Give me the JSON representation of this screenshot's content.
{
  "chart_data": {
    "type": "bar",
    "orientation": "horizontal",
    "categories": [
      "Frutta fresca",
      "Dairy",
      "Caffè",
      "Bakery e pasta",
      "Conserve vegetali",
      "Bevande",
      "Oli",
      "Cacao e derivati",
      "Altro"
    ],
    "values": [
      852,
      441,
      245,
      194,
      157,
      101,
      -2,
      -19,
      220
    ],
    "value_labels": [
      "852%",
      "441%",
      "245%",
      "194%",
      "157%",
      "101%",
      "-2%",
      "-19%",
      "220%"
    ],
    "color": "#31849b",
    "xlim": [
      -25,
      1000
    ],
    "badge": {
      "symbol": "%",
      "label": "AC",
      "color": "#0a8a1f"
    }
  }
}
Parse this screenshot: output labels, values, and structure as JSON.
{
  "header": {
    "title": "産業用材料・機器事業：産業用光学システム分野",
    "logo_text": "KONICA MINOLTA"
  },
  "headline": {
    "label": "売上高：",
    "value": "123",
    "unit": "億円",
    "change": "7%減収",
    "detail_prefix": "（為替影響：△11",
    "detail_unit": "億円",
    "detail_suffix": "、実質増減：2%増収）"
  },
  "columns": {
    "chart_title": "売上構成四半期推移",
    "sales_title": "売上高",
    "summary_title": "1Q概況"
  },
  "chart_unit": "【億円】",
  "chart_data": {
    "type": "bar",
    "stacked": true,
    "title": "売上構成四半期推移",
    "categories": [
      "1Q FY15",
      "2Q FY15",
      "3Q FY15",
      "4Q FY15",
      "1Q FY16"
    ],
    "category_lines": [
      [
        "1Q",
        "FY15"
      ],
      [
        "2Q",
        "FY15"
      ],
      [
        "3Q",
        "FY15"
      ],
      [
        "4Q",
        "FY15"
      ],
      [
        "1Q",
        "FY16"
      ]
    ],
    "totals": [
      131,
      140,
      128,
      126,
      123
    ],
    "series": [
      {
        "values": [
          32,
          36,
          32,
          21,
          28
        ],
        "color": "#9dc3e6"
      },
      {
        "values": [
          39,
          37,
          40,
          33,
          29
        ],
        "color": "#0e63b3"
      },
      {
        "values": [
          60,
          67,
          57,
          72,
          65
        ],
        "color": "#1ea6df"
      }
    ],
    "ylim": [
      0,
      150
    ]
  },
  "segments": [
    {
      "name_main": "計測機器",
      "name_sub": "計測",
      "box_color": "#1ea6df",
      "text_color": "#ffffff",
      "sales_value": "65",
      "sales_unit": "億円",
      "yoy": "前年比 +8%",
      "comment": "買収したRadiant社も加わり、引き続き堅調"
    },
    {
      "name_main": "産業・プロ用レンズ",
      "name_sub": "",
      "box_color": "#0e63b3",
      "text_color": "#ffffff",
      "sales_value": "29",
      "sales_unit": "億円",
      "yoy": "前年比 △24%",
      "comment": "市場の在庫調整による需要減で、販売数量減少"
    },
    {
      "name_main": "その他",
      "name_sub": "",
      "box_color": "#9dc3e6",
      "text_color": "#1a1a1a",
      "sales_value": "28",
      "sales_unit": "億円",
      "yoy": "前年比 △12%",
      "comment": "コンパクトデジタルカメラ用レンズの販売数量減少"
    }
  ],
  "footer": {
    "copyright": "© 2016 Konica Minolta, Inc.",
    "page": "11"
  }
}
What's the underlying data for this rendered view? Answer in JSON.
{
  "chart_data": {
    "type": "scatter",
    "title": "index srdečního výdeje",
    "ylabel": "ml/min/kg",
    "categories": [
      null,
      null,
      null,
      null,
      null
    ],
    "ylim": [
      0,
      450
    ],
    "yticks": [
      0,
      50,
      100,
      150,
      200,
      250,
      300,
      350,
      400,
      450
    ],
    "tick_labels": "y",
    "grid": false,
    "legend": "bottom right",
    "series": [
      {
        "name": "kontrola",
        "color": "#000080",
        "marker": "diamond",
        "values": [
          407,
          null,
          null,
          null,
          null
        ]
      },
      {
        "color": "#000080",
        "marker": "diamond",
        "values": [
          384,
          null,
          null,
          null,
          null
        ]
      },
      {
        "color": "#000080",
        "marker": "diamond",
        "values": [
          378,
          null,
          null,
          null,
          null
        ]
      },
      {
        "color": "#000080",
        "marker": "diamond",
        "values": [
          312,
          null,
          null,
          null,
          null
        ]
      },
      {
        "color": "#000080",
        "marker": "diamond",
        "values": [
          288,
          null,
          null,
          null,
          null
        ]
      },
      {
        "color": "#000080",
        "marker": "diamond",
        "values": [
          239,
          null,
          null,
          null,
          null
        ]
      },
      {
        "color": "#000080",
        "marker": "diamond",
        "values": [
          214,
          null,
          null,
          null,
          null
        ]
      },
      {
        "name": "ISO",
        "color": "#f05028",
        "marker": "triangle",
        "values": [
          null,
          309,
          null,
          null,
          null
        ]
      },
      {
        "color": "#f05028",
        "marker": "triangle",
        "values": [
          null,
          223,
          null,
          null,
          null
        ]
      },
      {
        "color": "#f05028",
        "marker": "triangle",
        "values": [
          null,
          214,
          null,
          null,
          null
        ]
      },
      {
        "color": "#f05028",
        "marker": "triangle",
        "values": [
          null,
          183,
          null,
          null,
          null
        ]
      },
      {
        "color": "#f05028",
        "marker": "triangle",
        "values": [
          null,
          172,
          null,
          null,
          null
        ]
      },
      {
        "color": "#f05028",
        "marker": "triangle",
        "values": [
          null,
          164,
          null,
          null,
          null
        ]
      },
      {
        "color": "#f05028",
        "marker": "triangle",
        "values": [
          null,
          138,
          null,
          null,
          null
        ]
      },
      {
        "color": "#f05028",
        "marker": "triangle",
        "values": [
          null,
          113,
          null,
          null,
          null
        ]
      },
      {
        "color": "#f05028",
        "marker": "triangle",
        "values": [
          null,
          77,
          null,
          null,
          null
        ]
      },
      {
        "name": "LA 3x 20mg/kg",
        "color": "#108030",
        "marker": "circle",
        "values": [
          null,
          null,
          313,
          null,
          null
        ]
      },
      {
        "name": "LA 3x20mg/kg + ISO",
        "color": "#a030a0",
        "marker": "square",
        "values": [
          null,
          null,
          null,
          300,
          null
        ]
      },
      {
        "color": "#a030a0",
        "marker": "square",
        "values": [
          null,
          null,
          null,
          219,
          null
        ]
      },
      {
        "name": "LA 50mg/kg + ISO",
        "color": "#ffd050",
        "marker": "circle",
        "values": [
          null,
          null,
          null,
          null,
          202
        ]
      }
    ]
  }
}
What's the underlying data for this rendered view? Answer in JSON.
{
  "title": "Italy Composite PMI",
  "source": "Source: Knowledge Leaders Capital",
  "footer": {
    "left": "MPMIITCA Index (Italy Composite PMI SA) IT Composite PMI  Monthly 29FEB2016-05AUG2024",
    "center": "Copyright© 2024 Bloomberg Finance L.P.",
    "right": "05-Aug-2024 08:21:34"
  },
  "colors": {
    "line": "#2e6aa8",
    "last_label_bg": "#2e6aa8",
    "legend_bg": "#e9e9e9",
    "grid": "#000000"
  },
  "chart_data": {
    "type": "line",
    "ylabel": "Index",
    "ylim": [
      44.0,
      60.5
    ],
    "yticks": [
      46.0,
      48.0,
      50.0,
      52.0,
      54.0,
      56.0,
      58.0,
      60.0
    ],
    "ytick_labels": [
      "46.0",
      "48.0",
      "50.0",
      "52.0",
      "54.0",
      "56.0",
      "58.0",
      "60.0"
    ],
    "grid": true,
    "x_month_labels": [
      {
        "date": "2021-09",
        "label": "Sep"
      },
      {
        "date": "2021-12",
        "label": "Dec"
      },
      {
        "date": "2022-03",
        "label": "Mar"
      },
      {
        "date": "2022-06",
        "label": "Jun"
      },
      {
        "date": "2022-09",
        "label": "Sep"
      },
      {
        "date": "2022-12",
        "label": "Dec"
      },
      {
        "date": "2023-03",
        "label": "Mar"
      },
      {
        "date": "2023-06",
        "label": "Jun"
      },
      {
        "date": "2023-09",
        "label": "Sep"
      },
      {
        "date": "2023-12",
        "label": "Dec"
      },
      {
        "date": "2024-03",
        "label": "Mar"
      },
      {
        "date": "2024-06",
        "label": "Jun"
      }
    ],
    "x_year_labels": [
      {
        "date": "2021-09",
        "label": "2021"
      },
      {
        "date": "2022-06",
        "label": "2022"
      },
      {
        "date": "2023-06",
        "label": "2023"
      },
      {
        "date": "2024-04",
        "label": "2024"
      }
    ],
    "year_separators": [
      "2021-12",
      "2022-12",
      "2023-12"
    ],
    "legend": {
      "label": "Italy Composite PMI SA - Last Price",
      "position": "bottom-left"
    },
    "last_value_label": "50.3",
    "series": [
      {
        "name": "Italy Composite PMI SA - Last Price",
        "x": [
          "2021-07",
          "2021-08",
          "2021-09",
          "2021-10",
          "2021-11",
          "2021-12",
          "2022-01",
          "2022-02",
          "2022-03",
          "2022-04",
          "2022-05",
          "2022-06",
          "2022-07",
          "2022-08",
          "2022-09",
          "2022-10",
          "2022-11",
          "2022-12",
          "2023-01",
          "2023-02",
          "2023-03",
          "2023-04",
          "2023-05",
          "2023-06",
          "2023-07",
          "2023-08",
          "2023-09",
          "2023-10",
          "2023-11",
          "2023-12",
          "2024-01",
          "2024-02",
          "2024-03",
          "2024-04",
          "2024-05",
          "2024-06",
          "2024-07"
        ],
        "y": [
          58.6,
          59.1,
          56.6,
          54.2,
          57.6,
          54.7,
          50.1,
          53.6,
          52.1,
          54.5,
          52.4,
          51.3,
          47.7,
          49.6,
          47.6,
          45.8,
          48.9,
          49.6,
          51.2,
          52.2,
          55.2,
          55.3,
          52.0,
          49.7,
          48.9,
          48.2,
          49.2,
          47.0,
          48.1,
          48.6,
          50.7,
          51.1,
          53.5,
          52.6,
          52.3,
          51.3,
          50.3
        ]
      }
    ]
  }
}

..........

Problem to work on: Scan the listing above. Gather each line that contains the word "left".

Solution for this problem:
    "left": "MPMIITCA Index (Italy Composite PMI SA) IT Composite PMI  Monthly 29FEB2016-05AUG2024",
      "position": "bottom-left"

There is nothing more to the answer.